[DATASET CONTENT]
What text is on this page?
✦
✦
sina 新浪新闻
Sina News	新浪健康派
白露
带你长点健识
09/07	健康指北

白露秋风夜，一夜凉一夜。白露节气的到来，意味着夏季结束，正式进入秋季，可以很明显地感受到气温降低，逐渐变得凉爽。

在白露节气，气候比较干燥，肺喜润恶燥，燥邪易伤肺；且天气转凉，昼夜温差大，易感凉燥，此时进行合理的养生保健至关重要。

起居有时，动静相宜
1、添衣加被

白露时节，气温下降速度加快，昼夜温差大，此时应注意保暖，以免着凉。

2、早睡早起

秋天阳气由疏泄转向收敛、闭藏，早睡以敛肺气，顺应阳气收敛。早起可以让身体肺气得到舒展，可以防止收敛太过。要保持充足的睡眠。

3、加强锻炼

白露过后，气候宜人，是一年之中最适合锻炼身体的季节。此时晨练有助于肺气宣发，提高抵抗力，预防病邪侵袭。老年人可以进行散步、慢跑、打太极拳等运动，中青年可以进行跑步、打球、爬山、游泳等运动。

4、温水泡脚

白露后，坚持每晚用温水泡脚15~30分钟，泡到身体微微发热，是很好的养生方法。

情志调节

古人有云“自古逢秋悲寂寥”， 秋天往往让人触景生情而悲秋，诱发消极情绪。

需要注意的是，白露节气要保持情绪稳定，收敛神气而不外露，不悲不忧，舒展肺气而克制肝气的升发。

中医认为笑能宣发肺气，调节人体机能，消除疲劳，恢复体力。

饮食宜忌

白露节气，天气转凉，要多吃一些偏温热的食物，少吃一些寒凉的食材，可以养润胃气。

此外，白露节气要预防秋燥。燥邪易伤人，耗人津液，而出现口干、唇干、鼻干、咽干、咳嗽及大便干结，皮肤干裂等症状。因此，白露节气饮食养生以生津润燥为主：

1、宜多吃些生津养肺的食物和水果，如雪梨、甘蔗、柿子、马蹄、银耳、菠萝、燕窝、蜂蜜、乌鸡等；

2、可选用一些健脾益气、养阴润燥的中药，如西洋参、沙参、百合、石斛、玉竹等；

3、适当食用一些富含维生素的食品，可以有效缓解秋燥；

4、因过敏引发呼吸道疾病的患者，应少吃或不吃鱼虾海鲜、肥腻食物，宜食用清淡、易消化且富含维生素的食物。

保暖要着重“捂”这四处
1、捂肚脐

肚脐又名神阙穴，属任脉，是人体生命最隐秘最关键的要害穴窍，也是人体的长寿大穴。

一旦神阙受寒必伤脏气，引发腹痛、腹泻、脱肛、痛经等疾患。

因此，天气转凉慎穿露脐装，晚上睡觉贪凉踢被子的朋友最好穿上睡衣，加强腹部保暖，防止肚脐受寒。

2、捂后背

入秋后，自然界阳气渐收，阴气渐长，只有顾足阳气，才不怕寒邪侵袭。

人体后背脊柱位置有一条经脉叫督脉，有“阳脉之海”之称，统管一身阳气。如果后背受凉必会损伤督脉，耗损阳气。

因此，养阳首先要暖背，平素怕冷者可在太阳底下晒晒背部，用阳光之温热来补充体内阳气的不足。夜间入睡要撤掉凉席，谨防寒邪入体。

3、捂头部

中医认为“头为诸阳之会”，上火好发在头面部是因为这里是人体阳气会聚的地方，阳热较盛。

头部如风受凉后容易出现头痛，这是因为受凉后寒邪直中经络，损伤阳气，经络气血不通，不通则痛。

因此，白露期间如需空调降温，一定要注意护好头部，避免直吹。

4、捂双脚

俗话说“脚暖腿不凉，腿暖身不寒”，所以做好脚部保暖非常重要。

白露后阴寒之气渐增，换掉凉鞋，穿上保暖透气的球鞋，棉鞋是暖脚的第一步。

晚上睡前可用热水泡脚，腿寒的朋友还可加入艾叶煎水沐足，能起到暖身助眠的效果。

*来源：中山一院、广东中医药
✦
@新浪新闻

--

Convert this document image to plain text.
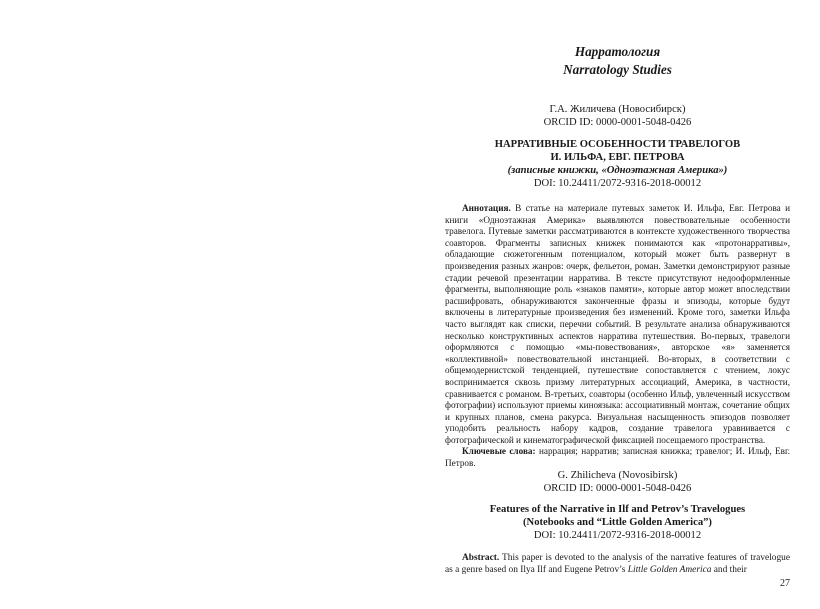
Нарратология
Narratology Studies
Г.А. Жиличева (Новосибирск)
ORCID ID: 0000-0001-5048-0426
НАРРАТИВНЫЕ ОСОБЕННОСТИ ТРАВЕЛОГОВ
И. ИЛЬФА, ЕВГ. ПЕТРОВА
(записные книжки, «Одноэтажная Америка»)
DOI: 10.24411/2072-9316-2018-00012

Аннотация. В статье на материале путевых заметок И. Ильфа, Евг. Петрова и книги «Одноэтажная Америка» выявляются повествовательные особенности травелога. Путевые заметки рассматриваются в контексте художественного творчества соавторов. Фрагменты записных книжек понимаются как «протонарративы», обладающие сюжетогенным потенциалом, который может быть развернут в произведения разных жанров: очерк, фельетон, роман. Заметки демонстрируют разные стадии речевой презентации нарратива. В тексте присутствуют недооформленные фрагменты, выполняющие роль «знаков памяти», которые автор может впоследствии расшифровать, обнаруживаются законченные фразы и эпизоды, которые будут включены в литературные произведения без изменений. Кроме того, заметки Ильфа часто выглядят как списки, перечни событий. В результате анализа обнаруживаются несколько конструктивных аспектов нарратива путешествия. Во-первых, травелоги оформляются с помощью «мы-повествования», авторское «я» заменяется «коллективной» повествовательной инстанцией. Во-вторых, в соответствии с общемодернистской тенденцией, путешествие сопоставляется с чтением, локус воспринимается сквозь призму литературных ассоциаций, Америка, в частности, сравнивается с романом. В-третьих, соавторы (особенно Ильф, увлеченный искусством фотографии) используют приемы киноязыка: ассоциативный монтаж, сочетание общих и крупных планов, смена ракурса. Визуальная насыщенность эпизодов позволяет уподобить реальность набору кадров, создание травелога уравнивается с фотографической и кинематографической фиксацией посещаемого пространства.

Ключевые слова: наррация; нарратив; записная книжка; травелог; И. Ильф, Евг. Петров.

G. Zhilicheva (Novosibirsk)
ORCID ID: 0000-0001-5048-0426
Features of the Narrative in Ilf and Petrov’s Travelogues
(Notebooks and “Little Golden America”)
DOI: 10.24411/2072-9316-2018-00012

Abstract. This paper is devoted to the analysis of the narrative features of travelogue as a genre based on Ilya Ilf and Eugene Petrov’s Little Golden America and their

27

...

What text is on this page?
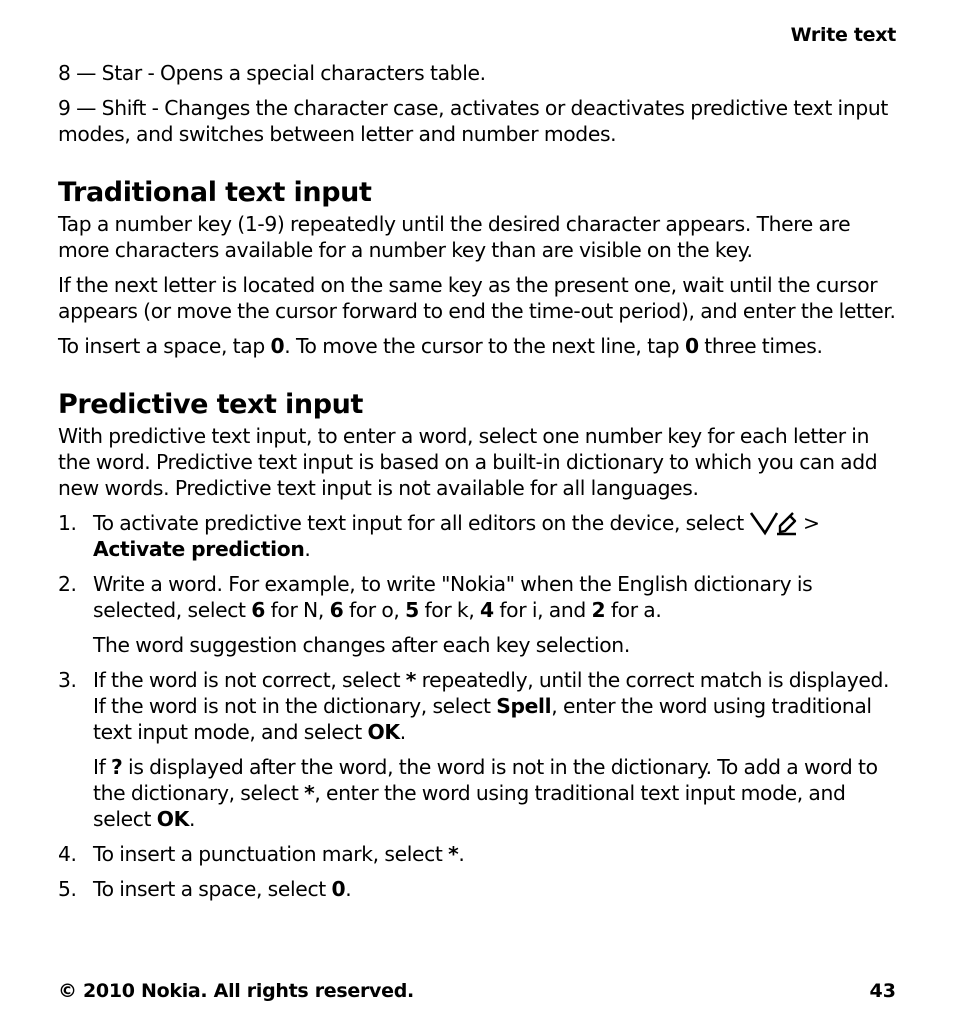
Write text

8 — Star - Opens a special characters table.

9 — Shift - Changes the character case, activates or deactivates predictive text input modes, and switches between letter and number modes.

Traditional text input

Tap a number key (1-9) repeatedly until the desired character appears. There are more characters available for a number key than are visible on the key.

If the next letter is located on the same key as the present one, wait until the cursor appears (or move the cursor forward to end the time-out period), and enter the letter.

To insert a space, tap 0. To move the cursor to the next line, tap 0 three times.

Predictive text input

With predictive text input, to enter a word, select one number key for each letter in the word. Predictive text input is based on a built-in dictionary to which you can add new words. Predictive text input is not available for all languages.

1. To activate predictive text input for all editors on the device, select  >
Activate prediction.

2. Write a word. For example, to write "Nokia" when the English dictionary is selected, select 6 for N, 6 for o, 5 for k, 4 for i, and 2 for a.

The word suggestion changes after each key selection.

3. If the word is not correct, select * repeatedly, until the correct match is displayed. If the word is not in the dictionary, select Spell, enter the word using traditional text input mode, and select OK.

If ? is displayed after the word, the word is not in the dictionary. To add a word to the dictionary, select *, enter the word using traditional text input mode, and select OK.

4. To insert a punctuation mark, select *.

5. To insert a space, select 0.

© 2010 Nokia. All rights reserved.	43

[WHAT IS BEING ASKED]
Determine the number of lines in the data that contain "Petrov" as a word or string, and state only that number.

[OUTPUT FOR THIS TASK]
2